[Collected data entries]
--------
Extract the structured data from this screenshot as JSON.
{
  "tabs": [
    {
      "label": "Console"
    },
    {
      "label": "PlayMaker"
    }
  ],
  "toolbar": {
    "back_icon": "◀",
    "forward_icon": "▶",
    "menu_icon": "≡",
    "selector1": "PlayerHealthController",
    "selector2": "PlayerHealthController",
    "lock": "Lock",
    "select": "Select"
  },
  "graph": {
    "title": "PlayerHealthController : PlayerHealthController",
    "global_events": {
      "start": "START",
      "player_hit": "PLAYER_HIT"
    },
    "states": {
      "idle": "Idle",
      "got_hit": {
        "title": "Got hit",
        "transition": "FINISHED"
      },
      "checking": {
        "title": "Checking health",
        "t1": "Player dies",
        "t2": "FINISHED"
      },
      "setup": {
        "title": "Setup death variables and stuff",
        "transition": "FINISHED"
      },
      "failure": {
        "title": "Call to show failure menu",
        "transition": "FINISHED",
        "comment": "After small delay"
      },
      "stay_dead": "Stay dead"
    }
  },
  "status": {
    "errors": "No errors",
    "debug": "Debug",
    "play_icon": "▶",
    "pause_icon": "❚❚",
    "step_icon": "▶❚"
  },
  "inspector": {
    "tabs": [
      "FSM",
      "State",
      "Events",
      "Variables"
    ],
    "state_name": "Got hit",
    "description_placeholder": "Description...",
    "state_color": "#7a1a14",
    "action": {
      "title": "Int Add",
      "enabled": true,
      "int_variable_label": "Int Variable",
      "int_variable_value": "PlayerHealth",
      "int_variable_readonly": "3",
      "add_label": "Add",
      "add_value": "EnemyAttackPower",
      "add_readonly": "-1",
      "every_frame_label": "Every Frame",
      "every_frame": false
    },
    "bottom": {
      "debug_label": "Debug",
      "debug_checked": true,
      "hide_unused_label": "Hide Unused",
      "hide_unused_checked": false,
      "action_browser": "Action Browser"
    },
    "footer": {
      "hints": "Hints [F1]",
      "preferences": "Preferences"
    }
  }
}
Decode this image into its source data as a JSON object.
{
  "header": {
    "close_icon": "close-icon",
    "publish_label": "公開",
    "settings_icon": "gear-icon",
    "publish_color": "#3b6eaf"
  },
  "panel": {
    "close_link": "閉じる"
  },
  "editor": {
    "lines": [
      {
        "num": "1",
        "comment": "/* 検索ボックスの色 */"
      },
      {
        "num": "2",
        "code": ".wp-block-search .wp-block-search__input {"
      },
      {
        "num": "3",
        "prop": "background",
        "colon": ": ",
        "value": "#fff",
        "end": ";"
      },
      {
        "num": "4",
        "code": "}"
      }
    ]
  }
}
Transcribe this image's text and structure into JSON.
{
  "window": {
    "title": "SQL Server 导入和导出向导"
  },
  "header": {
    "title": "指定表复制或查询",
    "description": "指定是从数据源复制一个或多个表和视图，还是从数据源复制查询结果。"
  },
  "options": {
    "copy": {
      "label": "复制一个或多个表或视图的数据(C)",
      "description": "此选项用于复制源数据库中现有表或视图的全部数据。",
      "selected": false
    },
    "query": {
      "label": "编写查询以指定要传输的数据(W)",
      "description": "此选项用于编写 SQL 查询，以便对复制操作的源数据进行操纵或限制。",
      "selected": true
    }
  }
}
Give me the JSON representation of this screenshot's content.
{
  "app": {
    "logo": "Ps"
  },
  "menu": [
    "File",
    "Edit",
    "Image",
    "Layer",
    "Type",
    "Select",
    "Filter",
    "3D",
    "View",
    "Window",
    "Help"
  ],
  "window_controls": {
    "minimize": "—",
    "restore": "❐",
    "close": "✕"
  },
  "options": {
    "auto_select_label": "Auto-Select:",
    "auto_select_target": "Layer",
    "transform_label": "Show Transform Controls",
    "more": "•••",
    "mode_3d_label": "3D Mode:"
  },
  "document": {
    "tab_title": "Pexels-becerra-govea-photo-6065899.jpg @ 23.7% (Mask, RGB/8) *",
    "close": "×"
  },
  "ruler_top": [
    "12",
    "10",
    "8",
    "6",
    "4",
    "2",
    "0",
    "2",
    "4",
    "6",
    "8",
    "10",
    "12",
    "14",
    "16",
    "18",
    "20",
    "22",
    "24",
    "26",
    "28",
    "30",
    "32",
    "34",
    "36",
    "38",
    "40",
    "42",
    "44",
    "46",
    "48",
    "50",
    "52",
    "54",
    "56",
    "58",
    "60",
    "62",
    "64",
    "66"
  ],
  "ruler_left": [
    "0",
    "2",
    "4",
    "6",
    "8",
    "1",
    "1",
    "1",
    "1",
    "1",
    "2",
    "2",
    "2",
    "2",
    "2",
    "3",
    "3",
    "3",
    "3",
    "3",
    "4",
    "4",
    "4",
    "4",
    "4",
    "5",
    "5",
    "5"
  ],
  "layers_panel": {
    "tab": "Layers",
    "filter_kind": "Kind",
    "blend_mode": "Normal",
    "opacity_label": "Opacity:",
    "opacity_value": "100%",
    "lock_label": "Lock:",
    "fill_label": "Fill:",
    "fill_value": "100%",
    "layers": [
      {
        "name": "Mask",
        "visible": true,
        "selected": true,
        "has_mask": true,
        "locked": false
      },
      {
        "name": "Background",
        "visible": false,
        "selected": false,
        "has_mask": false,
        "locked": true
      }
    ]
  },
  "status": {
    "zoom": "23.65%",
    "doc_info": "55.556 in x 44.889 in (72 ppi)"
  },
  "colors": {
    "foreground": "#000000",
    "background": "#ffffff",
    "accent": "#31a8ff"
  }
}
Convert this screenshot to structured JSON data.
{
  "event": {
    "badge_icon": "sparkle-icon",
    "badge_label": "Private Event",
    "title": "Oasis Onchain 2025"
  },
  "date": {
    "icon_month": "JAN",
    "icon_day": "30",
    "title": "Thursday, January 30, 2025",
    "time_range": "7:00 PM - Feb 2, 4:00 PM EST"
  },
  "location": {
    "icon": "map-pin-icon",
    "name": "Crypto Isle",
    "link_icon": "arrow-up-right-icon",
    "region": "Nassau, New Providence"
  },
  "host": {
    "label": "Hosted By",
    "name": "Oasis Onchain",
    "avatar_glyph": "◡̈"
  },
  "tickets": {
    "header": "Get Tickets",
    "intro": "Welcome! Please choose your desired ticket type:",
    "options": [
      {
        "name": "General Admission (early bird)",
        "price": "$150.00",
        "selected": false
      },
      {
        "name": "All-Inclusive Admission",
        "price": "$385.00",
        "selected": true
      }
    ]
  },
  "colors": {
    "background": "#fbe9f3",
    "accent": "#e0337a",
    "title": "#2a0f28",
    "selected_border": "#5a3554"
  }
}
--------
Retype the listing exactly, in full.

Extract the structured data from this screenshot as JSON.
{
  "tabs": [
    {
      "label": "Console"
    },
    {
      "label": "PlayMaker"
    }
  ],
  "toolbar": {
    "back_icon": "◀",
    "forward_icon": "▶",
    "menu_icon": "≡",
    "selector1": "PlayerHealthController",
    "selector2": "PlayerHealthController",
    "lock": "Lock",
    "select": "Select"
  },
  "graph": {
    "title": "PlayerHealthController : PlayerHealthController",
    "global_events": {
      "start": "START",
      "player_hit": "PLAYER_HIT"
    },
    "states": {
      "idle": "Idle",
      "got_hit": {
        "title": "Got hit",
        "transition": "FINISHED"
      },
      "checking": {
        "title": "Checking health",
        "t1": "Player dies",
        "t2": "FINISHED"
      },
      "setup": {
        "title": "Setup death variables and stuff",
        "transition": "FINISHED"
      },
      "failure": {
        "title": "Call to show failure menu",
        "transition": "FINISHED",
        "comment": "After small delay"
      },
      "stay_dead": "Stay dead"
    }
  },
  "status": {
    "errors": "No errors",
    "debug": "Debug",
    "play_icon": "▶",
    "pause_icon": "❚❚",
    "step_icon": "▶❚"
  },
  "inspector": {
    "tabs": [
      "FSM",
      "State",
      "Events",
      "Variables"
    ],
    "state_name": "Got hit",
    "description_placeholder": "Description...",
    "state_color": "#7a1a14",
    "action": {
      "title": "Int Add",
      "enabled": true,
      "int_variable_label": "Int Variable",
      "int_variable_value": "PlayerHealth",
      "int_variable_readonly": "3",
      "add_label": "Add",
      "add_value": "EnemyAttackPower",
      "add_readonly": "-1",
      "every_frame_label": "Every Frame",
      "every_frame": false
    },
    "bottom": {
      "debug_label": "Debug",
      "debug_checked": true,
      "hide_unused_label": "Hide Unused",
      "hide_unused_checked": false,
      "action_browser": "Action Browser"
    },
    "footer": {
      "hints": "Hints [F1]",
      "preferences": "Preferences"
    }
  }
}
Decode this image into its source data as a JSON object.
{
  "header": {
    "close_icon": "close-icon",
    "publish_label": "公開",
    "settings_icon": "gear-icon",
    "publish_color": "#3b6eaf"
  },
  "panel": {
    "close_link": "閉じる"
  },
  "editor": {
    "lines": [
      {
        "num": "1",
        "comment": "/* 検索ボックスの色 */"
      },
      {
        "num": "2",
        "code": ".wp-block-search .wp-block-search__input {"
      },
      {
        "num": "3",
        "prop": "background",
        "colon": ": ",
        "value": "#fff",
        "end": ";"
      },
      {
        "num": "4",
        "code": "}"
      }
    ]
  }
}
Transcribe this image's text and structure into JSON.
{
  "window": {
    "title": "SQL Server 导入和导出向导"
  },
  "header": {
    "title": "指定表复制或查询",
    "description": "指定是从数据源复制一个或多个表和视图，还是从数据源复制查询结果。"
  },
  "options": {
    "copy": {
      "label": "复制一个或多个表或视图的数据(C)",
      "description": "此选项用于复制源数据库中现有表或视图的全部数据。",
      "selected": false
    },
    "query": {
      "label": "编写查询以指定要传输的数据(W)",
      "description": "此选项用于编写 SQL 查询，以便对复制操作的源数据进行操纵或限制。",
      "selected": true
    }
  }
}
Give me the JSON representation of this screenshot's content.
{
  "app": {
    "logo": "Ps"
  },
  "menu": [
    "File",
    "Edit",
    "Image",
    "Layer",
    "Type",
    "Select",
    "Filter",
    "3D",
    "View",
    "Window",
    "Help"
  ],
  "window_controls": {
    "minimize": "—",
    "restore": "❐",
    "close": "✕"
  },
  "options": {
    "auto_select_label": "Auto-Select:",
    "auto_select_target": "Layer",
    "transform_label": "Show Transform Controls",
    "more": "•••",
    "mode_3d_label": "3D Mode:"
  },
  "document": {
    "tab_title": "Pexels-becerra-govea-photo-6065899.jpg @ 23.7% (Mask, RGB/8) *",
    "close": "×"
  },
  "ruler_top": [
    "12",
    "10",
    "8",
    "6",
    "4",
    "2",
    "0",
    "2",
    "4",
    "6",
    "8",
    "10",
    "12",
    "14",
    "16",
    "18",
    "20",
    "22",
    "24",
    "26",
    "28",
    "30",
    "32",
    "34",
    "36",
    "38",
    "40",
    "42",
    "44",
    "46",
    "48",
    "50",
    "52",
    "54",
    "56",
    "58",
    "60",
    "62",
    "64",
    "66"
  ],
  "ruler_left": [
    "0",
    "2",
    "4",
    "6",
    "8",
    "1",
    "1",
    "1",
    "1",
    "1",
    "2",
    "2",
    "2",
    "2",
    "2",
    "3",
    "3",
    "3",
    "3",
    "3",
    "4",
    "4",
    "4",
    "4",
    "4",
    "5",
    "5",
    "5"
  ],
  "layers_panel": {
    "tab": "Layers",
    "filter_kind": "Kind",
    "blend_mode": "Normal",
    "opacity_label": "Opacity:",
    "opacity_value": "100%",
    "lock_label": "Lock:",
    "fill_label": "Fill:",
    "fill_value": "100%",
    "layers": [
      {
        "name": "Mask",
        "visible": true,
        "selected": true,
        "has_mask": true,
        "locked": false
      },
      {
        "name": "Background",
        "visible": false,
        "selected": false,
        "has_mask": false,
        "locked": true
      }
    ]
  },
  "status": {
    "zoom": "23.65%",
    "doc_info": "55.556 in x 44.889 in (72 ppi)"
  },
  "colors": {
    "foreground": "#000000",
    "background": "#ffffff",
    "accent": "#31a8ff"
  }
}
Convert this screenshot to structured JSON data.
{
  "event": {
    "badge_icon": "sparkle-icon",
    "badge_label": "Private Event",
    "title": "Oasis Onchain 2025"
  },
  "date": {
    "icon_month": "JAN",
    "icon_day": "30",
    "title": "Thursday, January 30, 2025",
    "time_range": "7:00 PM - Feb 2, 4:00 PM EST"
  },
  "location": {
    "icon": "map-pin-icon",
    "name": "Crypto Isle",
    "link_icon": "arrow-up-right-icon",
    "region": "Nassau, New Providence"
  },
  "host": {
    "label": "Hosted By",
    "name": "Oasis Onchain",
    "avatar_glyph": "◡̈"
  },
  "tickets": {
    "header": "Get Tickets",
    "intro": "Welcome! Please choose your desired ticket type:",
    "options": [
      {
        "name": "General Admission (early bird)",
        "price": "$150.00",
        "selected": false
      },
      {
        "name": "All-Inclusive Admission",
        "price": "$385.00",
        "selected": true
      }
    ]
  },
  "colors": {
    "background": "#fbe9f3",
    "accent": "#e0337a",
    "title": "#2a0f28",
    "selected_border": "#5a3554"
  }
}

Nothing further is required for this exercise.